──────── MATERIALS PROVIDED ────────

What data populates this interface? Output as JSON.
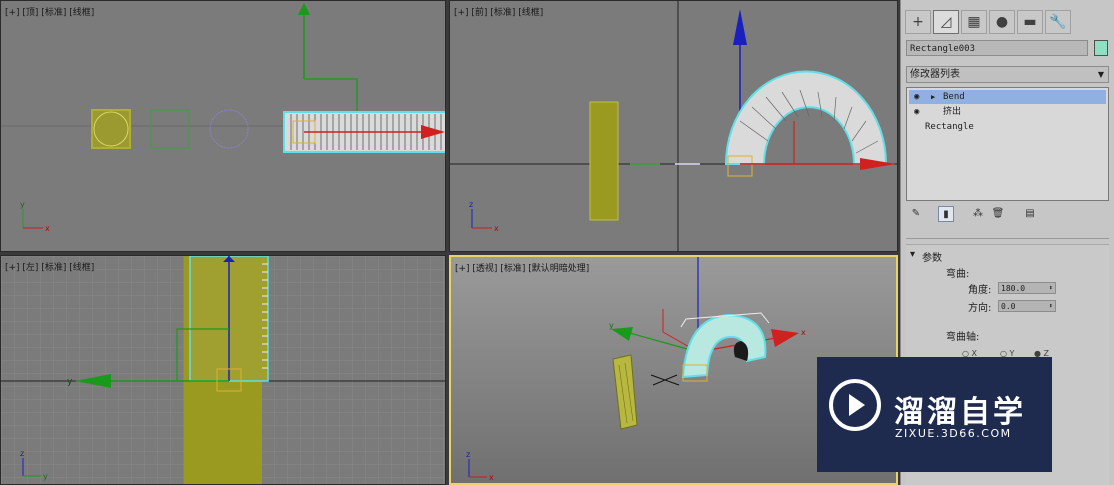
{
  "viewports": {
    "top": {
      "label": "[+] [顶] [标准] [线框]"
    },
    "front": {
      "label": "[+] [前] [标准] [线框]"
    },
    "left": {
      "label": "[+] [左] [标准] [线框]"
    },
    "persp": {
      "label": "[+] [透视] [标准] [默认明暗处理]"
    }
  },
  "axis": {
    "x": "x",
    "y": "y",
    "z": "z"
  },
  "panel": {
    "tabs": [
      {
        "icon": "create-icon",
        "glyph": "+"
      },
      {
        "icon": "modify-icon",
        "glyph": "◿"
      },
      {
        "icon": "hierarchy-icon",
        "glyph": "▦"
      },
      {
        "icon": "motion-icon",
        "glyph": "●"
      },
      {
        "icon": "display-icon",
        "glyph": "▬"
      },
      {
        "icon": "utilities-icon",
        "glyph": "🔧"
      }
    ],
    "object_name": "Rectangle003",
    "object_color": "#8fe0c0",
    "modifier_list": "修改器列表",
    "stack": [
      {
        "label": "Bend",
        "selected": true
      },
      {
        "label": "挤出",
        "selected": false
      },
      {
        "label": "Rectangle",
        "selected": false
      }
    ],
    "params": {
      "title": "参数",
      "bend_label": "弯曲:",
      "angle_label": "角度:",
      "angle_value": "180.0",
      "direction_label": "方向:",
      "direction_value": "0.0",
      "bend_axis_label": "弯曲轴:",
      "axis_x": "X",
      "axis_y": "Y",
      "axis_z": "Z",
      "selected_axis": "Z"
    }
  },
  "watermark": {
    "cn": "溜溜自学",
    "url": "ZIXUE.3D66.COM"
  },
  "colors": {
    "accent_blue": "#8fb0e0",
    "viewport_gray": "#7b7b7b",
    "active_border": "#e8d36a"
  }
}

────────
──────── MATERIALS PROVIDED ────────

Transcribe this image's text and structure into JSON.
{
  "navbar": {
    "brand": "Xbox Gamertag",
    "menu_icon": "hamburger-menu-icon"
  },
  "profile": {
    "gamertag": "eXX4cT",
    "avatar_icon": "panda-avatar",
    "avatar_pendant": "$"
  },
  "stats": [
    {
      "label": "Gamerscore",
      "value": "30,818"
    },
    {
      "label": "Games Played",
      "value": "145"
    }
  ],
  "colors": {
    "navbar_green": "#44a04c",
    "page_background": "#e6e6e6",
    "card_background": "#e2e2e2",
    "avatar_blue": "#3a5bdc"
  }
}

────────
──────── MATERIALS PROVIDED ────────

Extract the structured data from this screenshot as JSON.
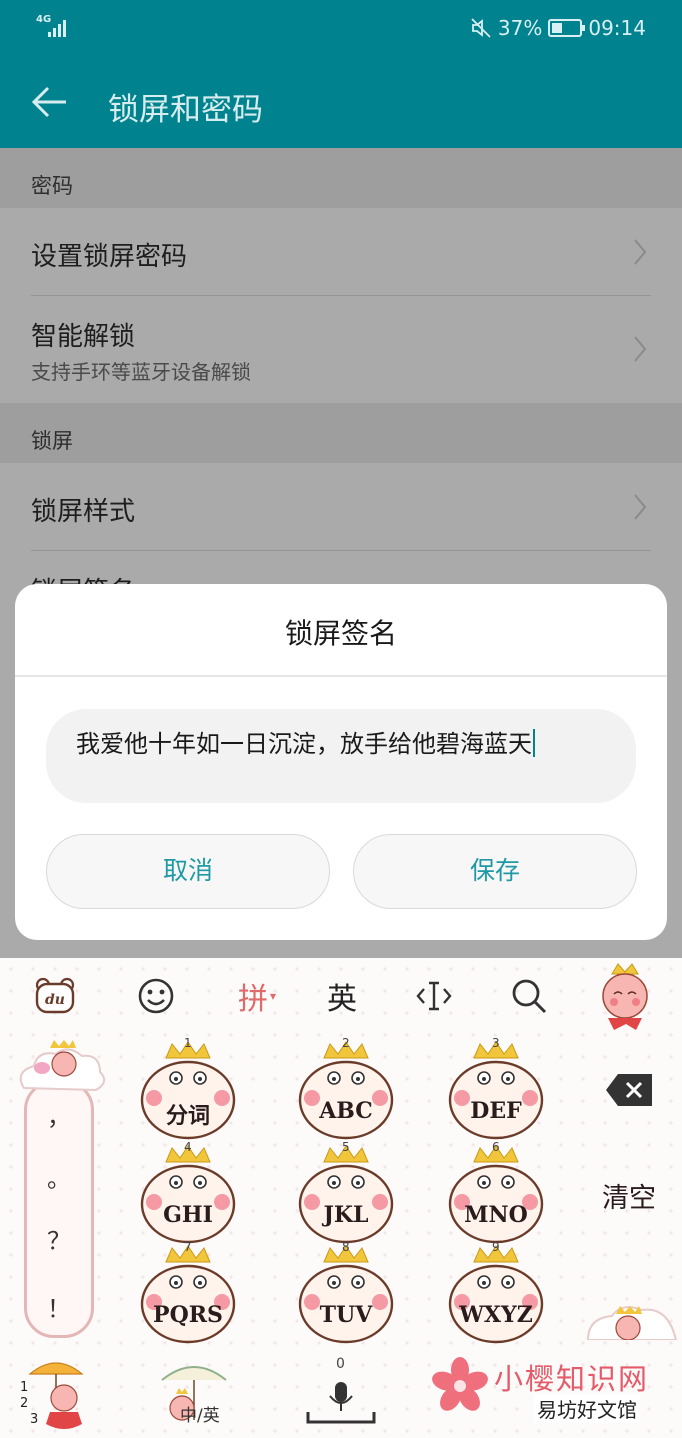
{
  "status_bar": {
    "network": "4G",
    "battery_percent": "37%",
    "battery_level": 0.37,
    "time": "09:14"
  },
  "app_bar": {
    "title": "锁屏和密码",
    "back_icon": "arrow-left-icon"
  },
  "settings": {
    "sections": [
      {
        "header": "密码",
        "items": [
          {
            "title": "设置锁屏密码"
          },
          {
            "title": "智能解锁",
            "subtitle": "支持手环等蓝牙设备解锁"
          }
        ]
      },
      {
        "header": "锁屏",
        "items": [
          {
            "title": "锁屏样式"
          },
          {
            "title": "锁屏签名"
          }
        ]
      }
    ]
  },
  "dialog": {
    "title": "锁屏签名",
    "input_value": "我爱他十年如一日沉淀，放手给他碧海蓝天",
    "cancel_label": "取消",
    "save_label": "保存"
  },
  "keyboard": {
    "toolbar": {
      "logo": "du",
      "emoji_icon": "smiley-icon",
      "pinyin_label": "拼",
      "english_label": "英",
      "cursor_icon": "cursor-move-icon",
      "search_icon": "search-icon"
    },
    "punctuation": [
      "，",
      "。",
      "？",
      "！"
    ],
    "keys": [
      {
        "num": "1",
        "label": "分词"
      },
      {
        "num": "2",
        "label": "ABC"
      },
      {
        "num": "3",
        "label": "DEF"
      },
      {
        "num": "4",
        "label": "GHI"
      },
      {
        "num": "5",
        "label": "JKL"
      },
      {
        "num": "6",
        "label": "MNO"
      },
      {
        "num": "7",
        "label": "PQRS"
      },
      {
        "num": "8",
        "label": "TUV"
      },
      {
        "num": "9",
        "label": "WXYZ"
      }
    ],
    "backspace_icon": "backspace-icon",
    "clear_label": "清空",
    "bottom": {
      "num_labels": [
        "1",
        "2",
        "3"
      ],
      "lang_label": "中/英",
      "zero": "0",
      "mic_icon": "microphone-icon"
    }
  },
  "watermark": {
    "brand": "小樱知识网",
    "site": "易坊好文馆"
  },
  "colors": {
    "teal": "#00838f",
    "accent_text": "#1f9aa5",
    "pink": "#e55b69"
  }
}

────────

### [WHAT YOU HAVE TO DO]
The answer is the number of lines in the preceding material that hold "JSON"; write that number and nothing else.

### [PROBLEM SOLUTION]
3